Look over the lines below. Report each one that includes the string "time".

* START Material shown *

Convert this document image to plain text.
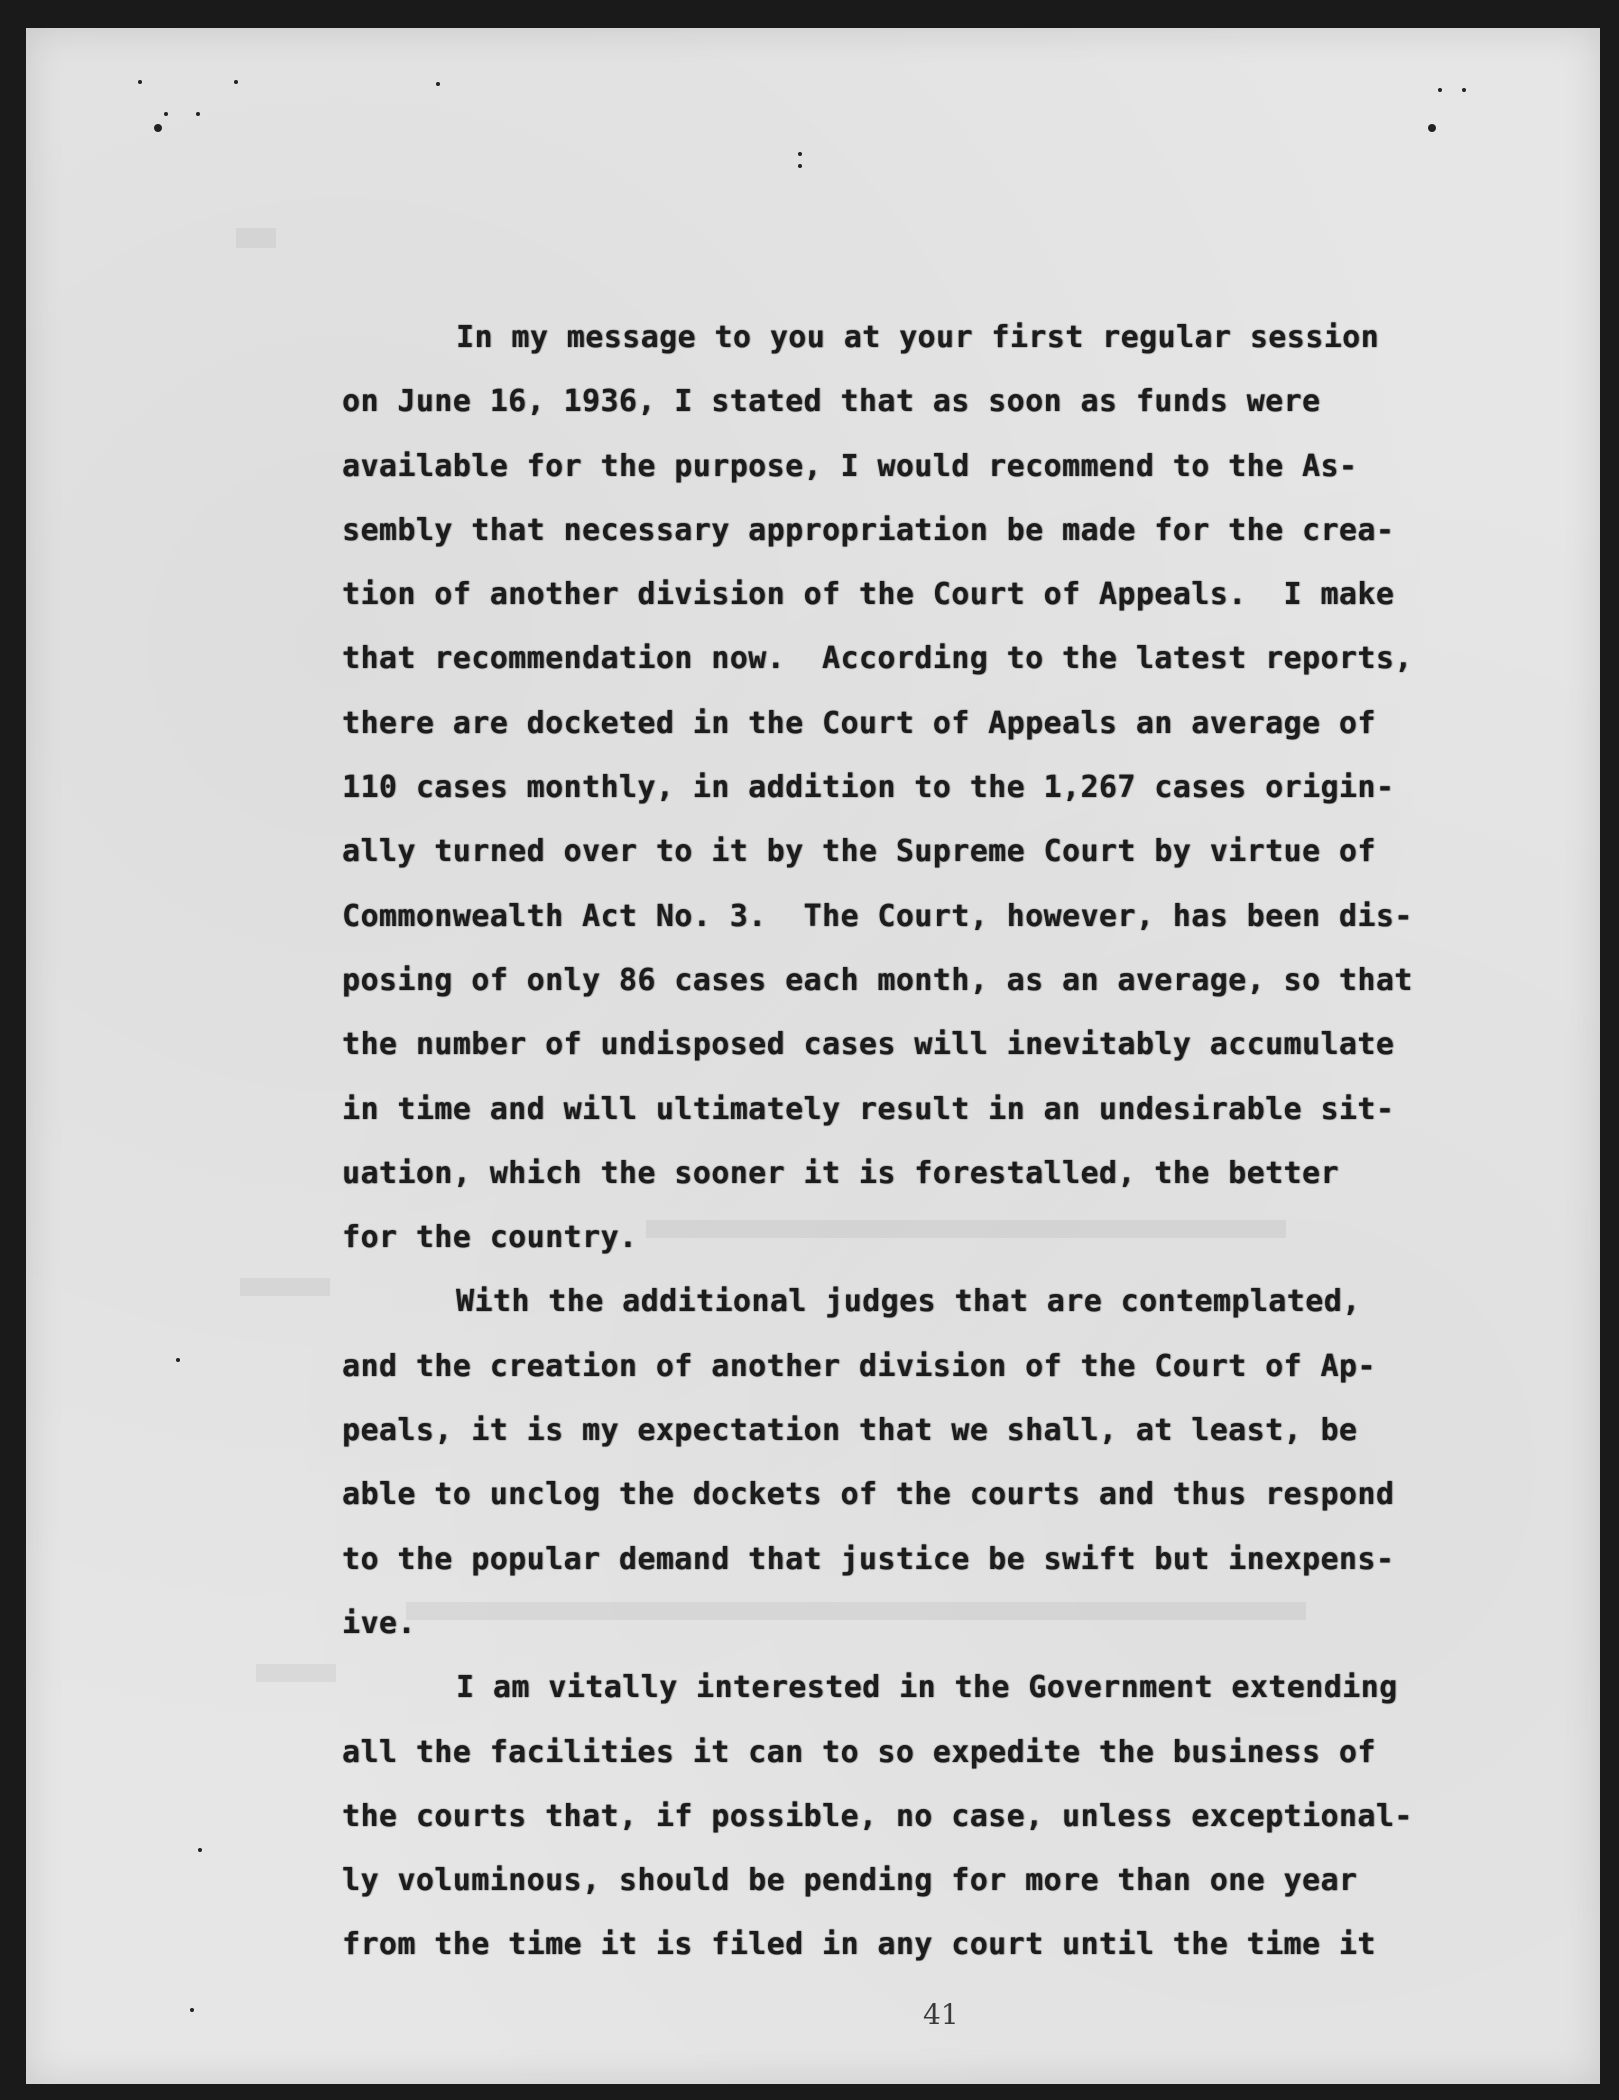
In my message to you at your first regular session
on June 16, 1936, I stated that as soon as funds were
available for the purpose, I would recommend to the As-
sembly that necessary appropriation be made for the crea-
tion of another division of the Court of Appeals.  I make
that recommendation now.  According to the latest reports,
there are docketed in the Court of Appeals an average of
110 cases monthly, in addition to the 1,267 cases origin-
ally turned over to it by the Supreme Court by virtue of
Commonwealth Act No. 3.  The Court, however, has been dis-
posing of only 86 cases each month, as an average, so that
the number of undisposed cases will inevitably accumulate
in time and will ultimately result in an undesirable sit-
uation, which the sooner it is forestalled, the better
for the country.
With the additional judges that are contemplated,
and the creation of another division of the Court of Ap-
peals, it is my expectation that we shall, at least, be
able to unclog the dockets of the courts and thus respond
to the popular demand that justice be swift but inexpens-
ive.
I am vitally interested in the Government extending
all the facilities it can to so expedite the business of
the courts that, if possible, no case, unless exceptional-
ly voluminous, should be pending for more than one year
from the time it is filed in any court until the time it
41
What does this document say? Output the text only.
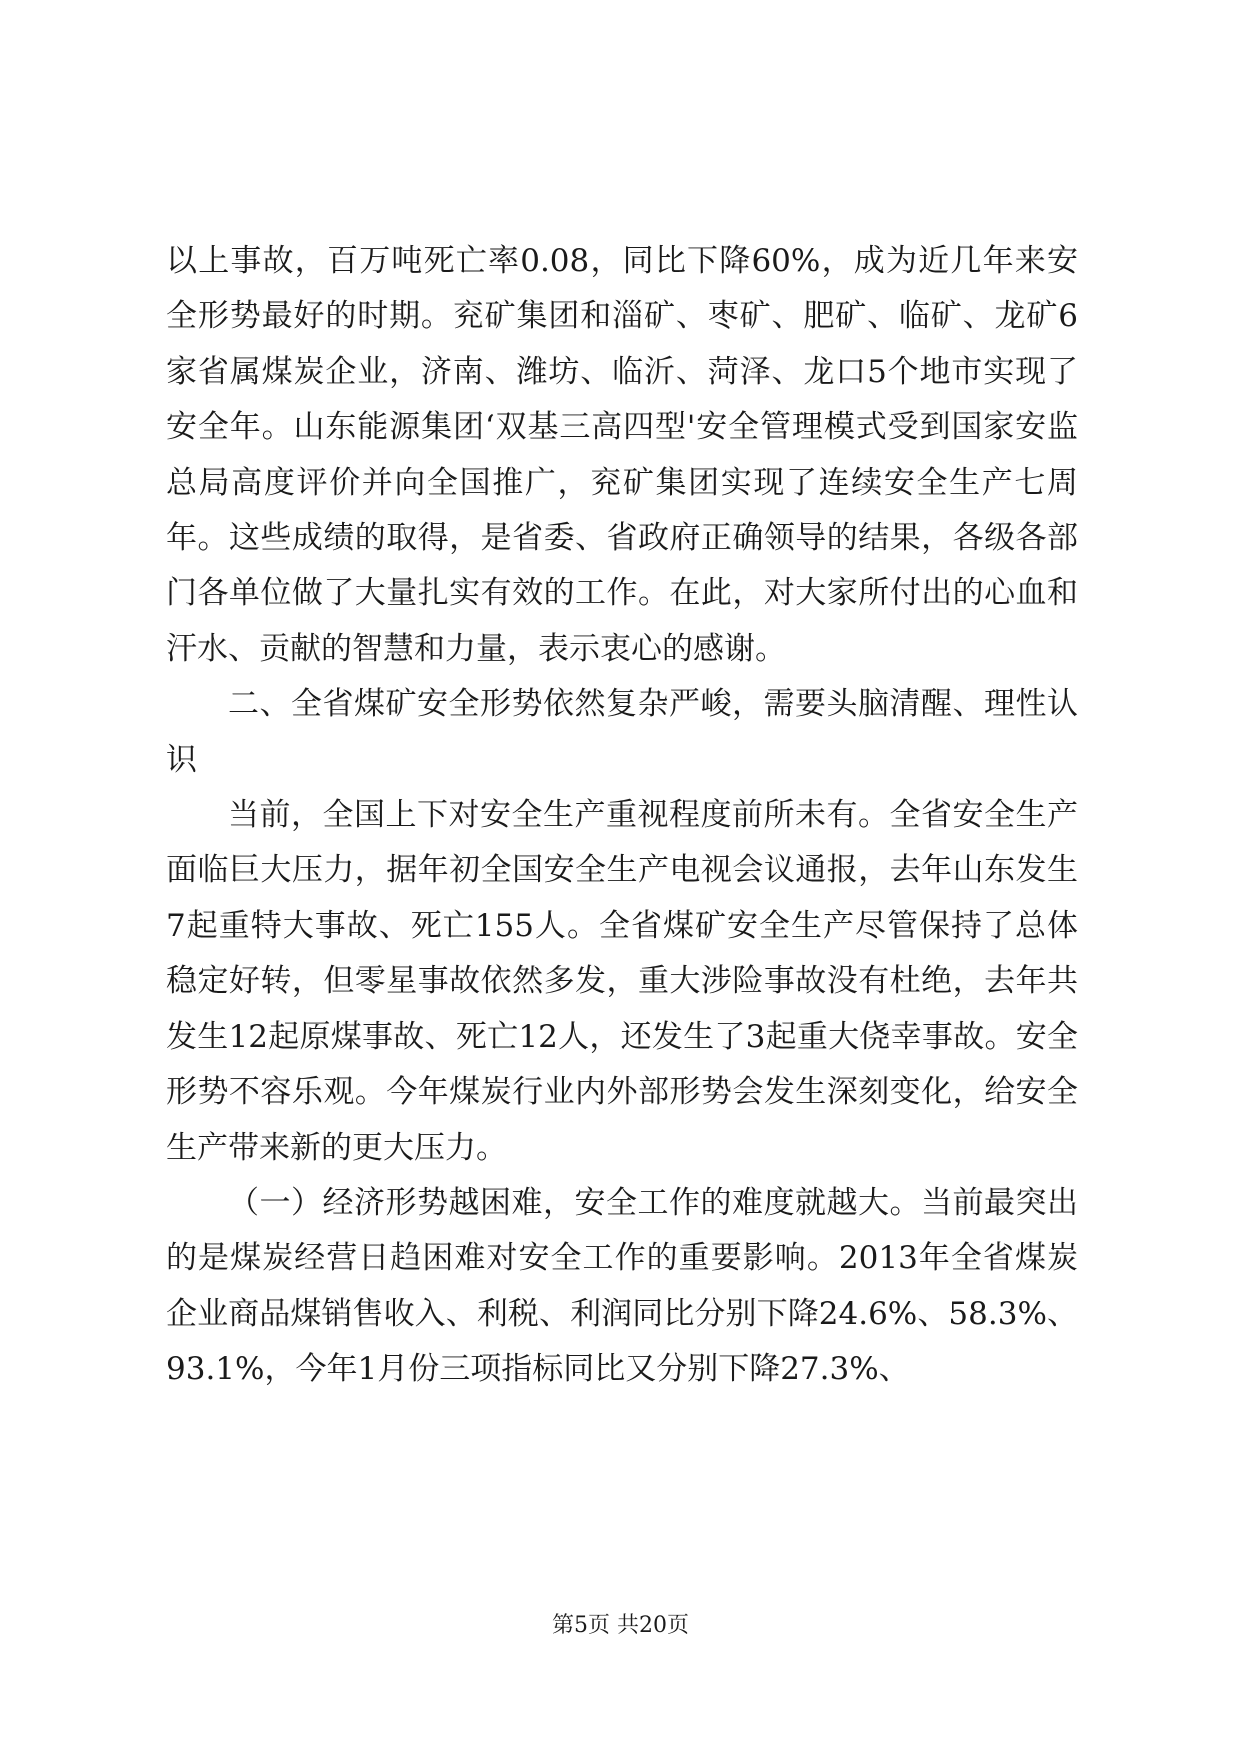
以上事故，百万吨死亡率0.08，同比下降60%，成为近几年来安全形势最好的时期。兖矿集团和淄矿、枣矿、肥矿、临矿、龙矿6家省属煤炭企业，济南、潍坊、临沂、菏泽、龙口5个地市实现了安全年。山东能源集团‘双基三高四型'安全管理模式受到国家安监总局高度评价并向全国推广，兖矿集团实现了连续安全生产七周年。这些成绩的取得，是省委、省政府正确领导的结果，各级各部门各单位做了大量扎实有效的工作。在此，对大家所付出的心血和汗水、贡献的智慧和力量，表示衷心的感谢。

二、全省煤矿安全形势依然复杂严峻，需要头脑清醒、理性认识

当前，全国上下对安全生产重视程度前所未有。全省安全生产面临巨大压力，据年初全国安全生产电视会议通报，去年山东发生7起重特大事故、死亡155人。全省煤矿安全生产尽管保持了总体稳定好转，但零星事故依然多发，重大涉险事故没有杜绝，去年共发生12起原煤事故、死亡12人，还发生了3起重大侥幸事故。安全形势不容乐观。今年煤炭行业内外部形势会发生深刻变化，给安全生产带来新的更大压力。

（一）经济形势越困难，安全工作的难度就越大。当前最突出的是煤炭经营日趋困难对安全工作的重要影响。2013年全省煤炭企业商品煤销售收入、利税、利润同比分别下降24.6%、58.3%、93.1%，今年1月份三项指标同比又分别下降27.3%、

第5页 共20页
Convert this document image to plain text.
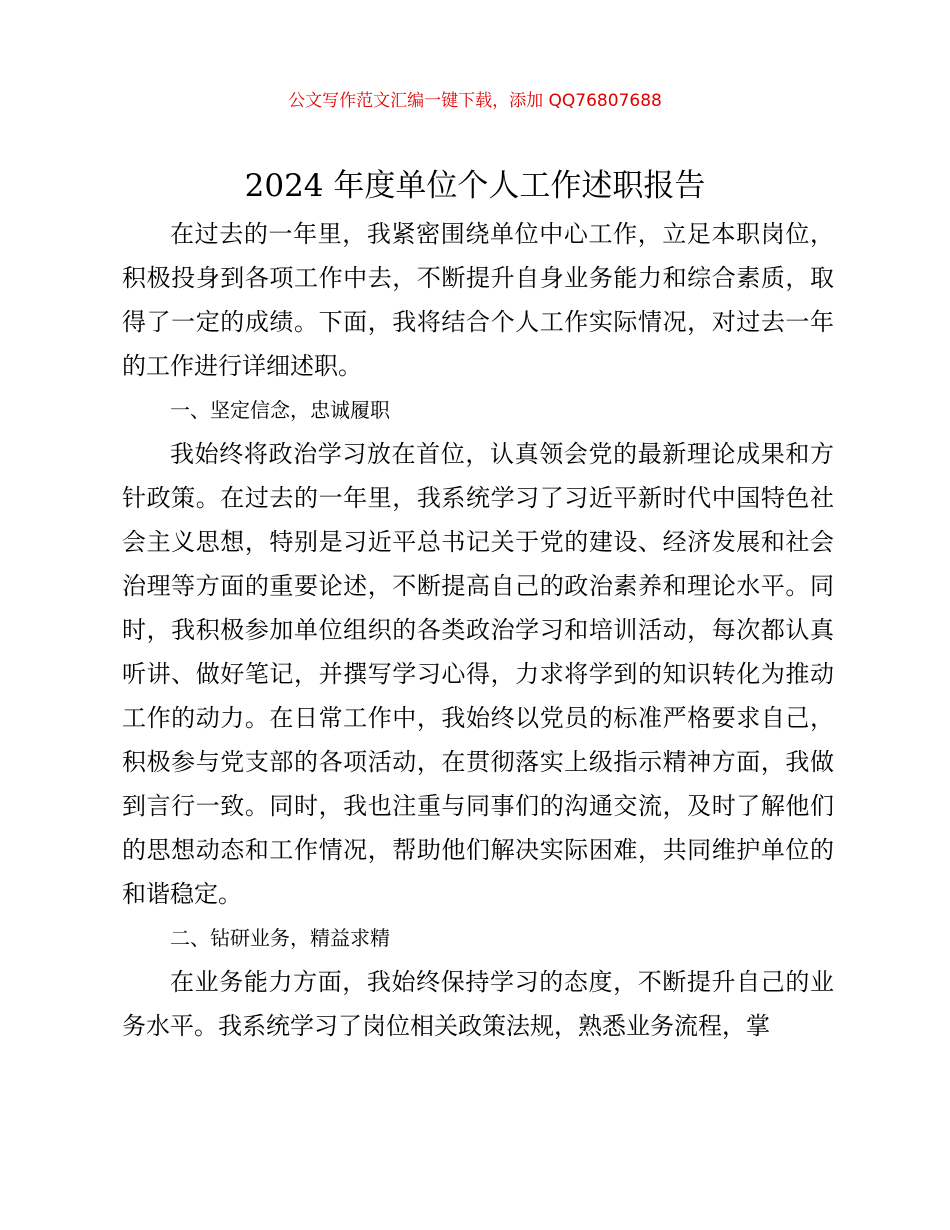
公文写作范文汇编一键下载，添加 QQ76807688
2024 年度单位个人工作述职报告

在过去的一年里，我紧密围绕单位中心工作，立足本职岗位，积极投身到各项工作中去，不断提升自身业务能力和综合素质，取得了一定的成绩。下面，我将结合个人工作实际情况，对过去一年的工作进行详细述职。

一、坚定信念，忠诚履职

我始终将政治学习放在首位，认真领会党的最新理论成果和方针政策。在过去的一年里，我系统学习了习近平新时代中国特色社会主义思想，特别是习近平总书记关于党的建设、经济发展和社会治理等方面的重要论述，不断提高自己的政治素养和理论水平。同时，我积极参加单位组织的各类政治学习和培训活动，每次都认真听讲、做好笔记，并撰写学习心得，力求将学到的知识转化为推动工作的动力。在日常工作中，我始终以党员的标准严格要求自己，积极参与党支部的各项活动，在贯彻落实上级指示精神方面，我做到言行一致。同时，我也注重与同事们的沟通交流，及时了解他们的思想动态和工作情况，帮助他们解决实际困难，共同维护单位的和谐稳定。

二、钻研业务，精益求精

在业务能力方面，我始终保持学习的态度，不断提升自己的业务水平。我系统学习了岗位相关政策法规，熟悉业务流程，掌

* END Material shown *

• Expected answer:
in time and will ultimately result in an undesirable sit-
from the time it is filed in any court until the time it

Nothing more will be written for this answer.